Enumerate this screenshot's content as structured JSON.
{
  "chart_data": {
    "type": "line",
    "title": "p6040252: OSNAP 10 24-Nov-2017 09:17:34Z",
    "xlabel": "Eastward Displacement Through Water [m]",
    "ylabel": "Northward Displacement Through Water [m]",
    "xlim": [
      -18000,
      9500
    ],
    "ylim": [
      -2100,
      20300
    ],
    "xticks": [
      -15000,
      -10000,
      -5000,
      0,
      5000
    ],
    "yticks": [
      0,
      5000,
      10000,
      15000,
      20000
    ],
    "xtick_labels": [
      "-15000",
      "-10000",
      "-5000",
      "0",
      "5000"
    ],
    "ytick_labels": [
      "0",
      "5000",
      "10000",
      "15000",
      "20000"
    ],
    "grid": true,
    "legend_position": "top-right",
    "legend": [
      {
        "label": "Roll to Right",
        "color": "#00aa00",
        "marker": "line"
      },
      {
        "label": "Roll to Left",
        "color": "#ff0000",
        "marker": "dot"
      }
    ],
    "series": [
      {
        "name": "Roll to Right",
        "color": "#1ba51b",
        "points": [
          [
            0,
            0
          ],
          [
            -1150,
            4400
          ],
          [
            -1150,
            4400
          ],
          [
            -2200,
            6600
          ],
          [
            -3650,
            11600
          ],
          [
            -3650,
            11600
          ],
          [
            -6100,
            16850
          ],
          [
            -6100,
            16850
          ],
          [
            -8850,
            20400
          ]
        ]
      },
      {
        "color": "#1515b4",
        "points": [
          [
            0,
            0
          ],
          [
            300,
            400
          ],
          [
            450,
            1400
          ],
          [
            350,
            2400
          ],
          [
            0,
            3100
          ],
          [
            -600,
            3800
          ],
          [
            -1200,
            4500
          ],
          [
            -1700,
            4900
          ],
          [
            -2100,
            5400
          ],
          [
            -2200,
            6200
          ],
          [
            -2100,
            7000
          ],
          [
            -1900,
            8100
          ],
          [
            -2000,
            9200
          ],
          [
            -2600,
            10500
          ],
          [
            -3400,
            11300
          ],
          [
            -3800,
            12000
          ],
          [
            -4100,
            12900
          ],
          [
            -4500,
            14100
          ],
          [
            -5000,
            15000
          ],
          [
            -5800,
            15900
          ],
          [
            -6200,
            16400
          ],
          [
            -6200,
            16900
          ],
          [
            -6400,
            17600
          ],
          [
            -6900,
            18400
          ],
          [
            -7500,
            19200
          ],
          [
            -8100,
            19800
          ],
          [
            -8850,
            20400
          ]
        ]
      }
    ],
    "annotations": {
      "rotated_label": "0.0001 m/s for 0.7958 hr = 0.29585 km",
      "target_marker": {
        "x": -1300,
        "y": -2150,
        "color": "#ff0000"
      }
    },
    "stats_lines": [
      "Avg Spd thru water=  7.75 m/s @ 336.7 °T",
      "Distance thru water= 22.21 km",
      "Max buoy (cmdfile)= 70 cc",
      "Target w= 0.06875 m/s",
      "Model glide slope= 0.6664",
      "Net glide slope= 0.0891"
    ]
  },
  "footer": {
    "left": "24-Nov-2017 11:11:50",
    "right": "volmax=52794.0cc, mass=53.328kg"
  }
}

━━━━━━━━━━━━━━━━━━━━

* WORK TO COMPLETE:
Your task is to reproduce all of the records exactly.

* SOLUTION TO THIS EXERCISE:
Enumerate this screenshot's content as structured JSON.
{
  "chart_data": {
    "type": "line",
    "title": "p6040252: OSNAP 10 24-Nov-2017 09:17:34Z",
    "xlabel": "Eastward Displacement Through Water [m]",
    "ylabel": "Northward Displacement Through Water [m]",
    "xlim": [
      -18000,
      9500
    ],
    "ylim": [
      -2100,
      20300
    ],
    "xticks": [
      -15000,
      -10000,
      -5000,
      0,
      5000
    ],
    "yticks": [
      0,
      5000,
      10000,
      15000,
      20000
    ],
    "xtick_labels": [
      "-15000",
      "-10000",
      "-5000",
      "0",
      "5000"
    ],
    "ytick_labels": [
      "0",
      "5000",
      "10000",
      "15000",
      "20000"
    ],
    "grid": true,
    "legend_position": "top-right",
    "legend": [
      {
        "label": "Roll to Right",
        "color": "#00aa00",
        "marker": "line"
      },
      {
        "label": "Roll to Left",
        "color": "#ff0000",
        "marker": "dot"
      }
    ],
    "series": [
      {
        "name": "Roll to Right",
        "color": "#1ba51b",
        "points": [
          [
            0,
            0
          ],
          [
            -1150,
            4400
          ],
          [
            -1150,
            4400
          ],
          [
            -2200,
            6600
          ],
          [
            -3650,
            11600
          ],
          [
            -3650,
            11600
          ],
          [
            -6100,
            16850
          ],
          [
            -6100,
            16850
          ],
          [
            -8850,
            20400
          ]
        ]
      },
      {
        "color": "#1515b4",
        "points": [
          [
            0,
            0
          ],
          [
            300,
            400
          ],
          [
            450,
            1400
          ],
          [
            350,
            2400
          ],
          [
            0,
            3100
          ],
          [
            -600,
            3800
          ],
          [
            -1200,
            4500
          ],
          [
            -1700,
            4900
          ],
          [
            -2100,
            5400
          ],
          [
            -2200,
            6200
          ],
          [
            -2100,
            7000
          ],
          [
            -1900,
            8100
          ],
          [
            -2000,
            9200
          ],
          [
            -2600,
            10500
          ],
          [
            -3400,
            11300
          ],
          [
            -3800,
            12000
          ],
          [
            -4100,
            12900
          ],
          [
            -4500,
            14100
          ],
          [
            -5000,
            15000
          ],
          [
            -5800,
            15900
          ],
          [
            -6200,
            16400
          ],
          [
            -6200,
            16900
          ],
          [
            -6400,
            17600
          ],
          [
            -6900,
            18400
          ],
          [
            -7500,
            19200
          ],
          [
            -8100,
            19800
          ],
          [
            -8850,
            20400
          ]
        ]
      }
    ],
    "annotations": {
      "rotated_label": "0.0001 m/s for 0.7958 hr = 0.29585 km",
      "target_marker": {
        "x": -1300,
        "y": -2150,
        "color": "#ff0000"
      }
    },
    "stats_lines": [
      "Avg Spd thru water=  7.75 m/s @ 336.7 °T",
      "Distance thru water= 22.21 km",
      "Max buoy (cmdfile)= 70 cc",
      "Target w= 0.06875 m/s",
      "Model glide slope= 0.6664",
      "Net glide slope= 0.0891"
    ]
  },
  "footer": {
    "left": "24-Nov-2017 11:11:50",
    "right": "volmax=52794.0cc, mass=53.328kg"
  }
}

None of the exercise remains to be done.